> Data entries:
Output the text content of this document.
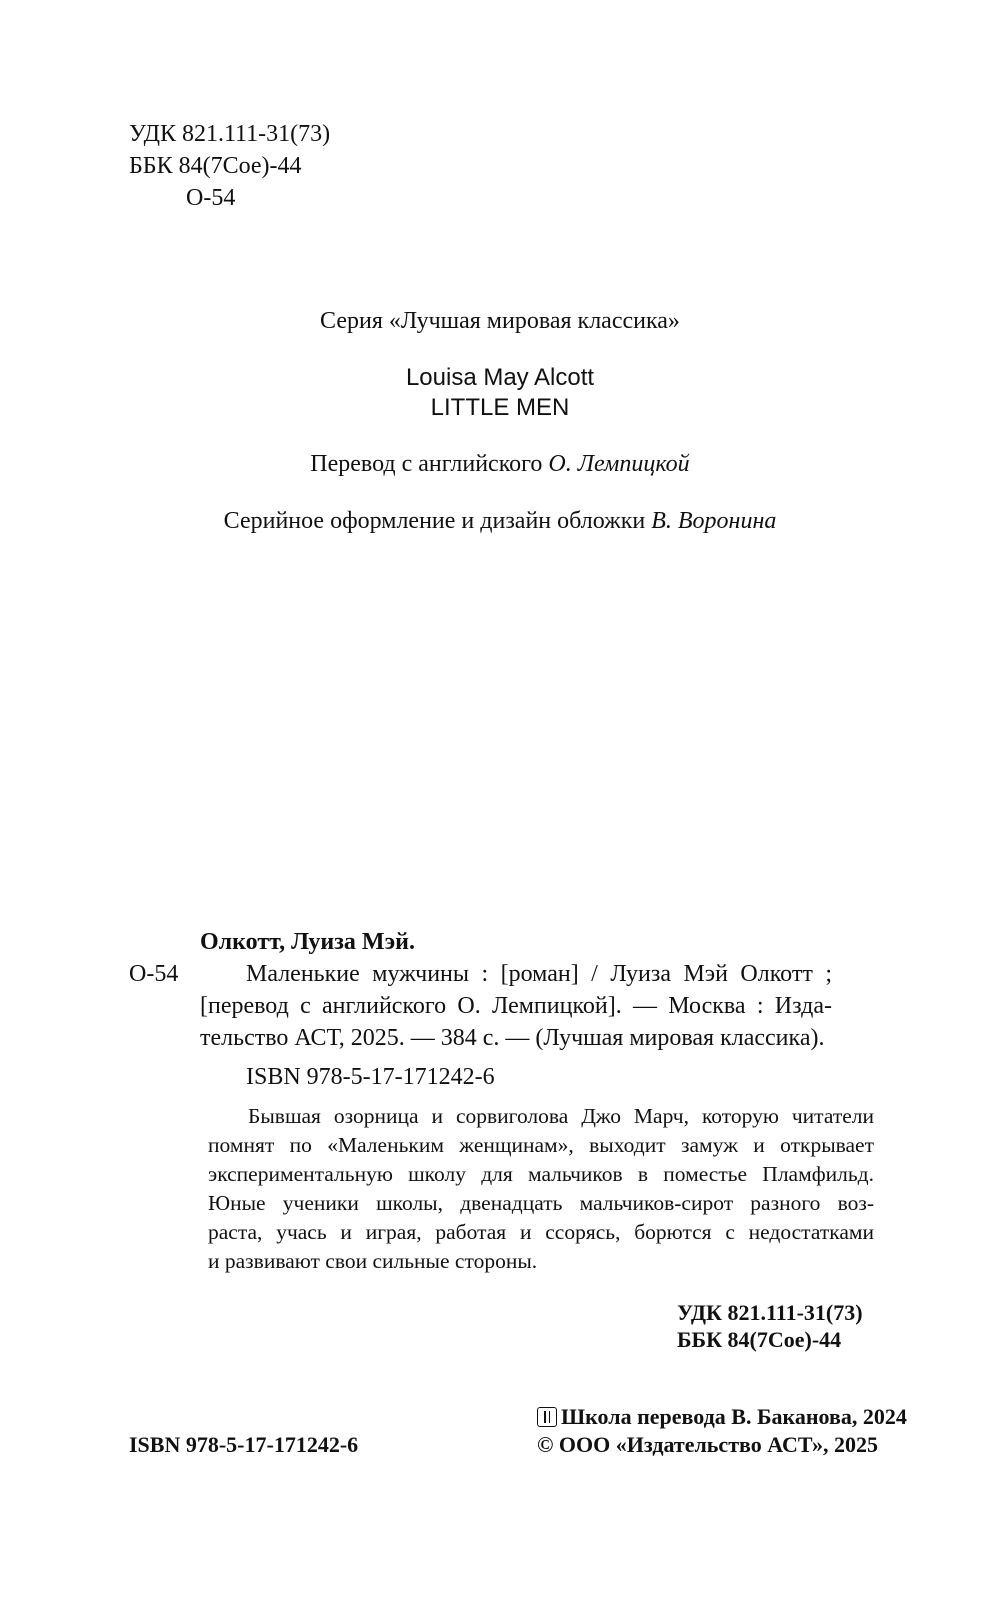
УДК 821.111-31(73)
ББК 84(7Сое)-44
О-54
Серия «Лучшая мировая классика»
Louisa May Alcott
LITTLE MEN
Перевод с английского О. Лемпицкой
Серийное оформление и дизайн обложки В. Воронина
Олкотт, Луиза Мэй.
О-54	Маленькие мужчины : [роман] / Луиза Мэй Олкотт ;
[перевод с английского О. Лемпицкой]. — Москва : Изда-
тельство АСТ, 2025. — 384 с. — (Лучшая мировая классика).
ISBN 978-5-17-171242-6
Бывшая озорница и сорвиголова Джо Марч, которую читатели
помнят по «Маленьким женщинам», выходит замуж и открывает
экспериментальную школу для мальчиков в поместье Пламфильд.
Юные ученики школы, двенадцать мальчиков-сирот разного воз-
раста, учась и играя, работая и ссорясь, борются с недостатками
и развивают свои сильные стороны.
УДК 821.111-31(73)
ББК 84(7Сое)-44
ISBN 978-5-17-171242-6
Школа перевода В. Баканова, 2024
© ООО «Издательство АСТ», 2025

> Request:
Exclude the pictures and repeat every other part of the records word for word.

> Result for this task:
Output the text content of this document.
УДК 821.111-31(73)
ББК 84(7Сое)-44
О-54
Серия «Лучшая мировая классика»
Louisa May Alcott
LITTLE MEN
Перевод с английского О. Лемпицкой
Серийное оформление и дизайн обложки В. Воронина
Олкотт, Луиза Мэй.
О-54	Маленькие мужчины : [роман] / Луиза Мэй Олкотт ;
[перевод с английского О. Лемпицкой]. — Москва : Изда-
тельство АСТ, 2025. — 384 с. — (Лучшая мировая классика).
ISBN 978-5-17-171242-6
Бывшая озорница и сорвиголова Джо Марч, которую читатели
помнят по «Маленьким женщинам», выходит замуж и открывает
экспериментальную школу для мальчиков в поместье Пламфильд.
Юные ученики школы, двенадцать мальчиков-сирот разного воз-
раста, учась и играя, работая и ссорясь, борются с недостатками
и развивают свои сильные стороны.
УДК 821.111-31(73)
ББК 84(7Сое)-44
ISBN 978-5-17-171242-6
Школа перевода В. Баканова, 2024
© ООО «Издательство АСТ», 2025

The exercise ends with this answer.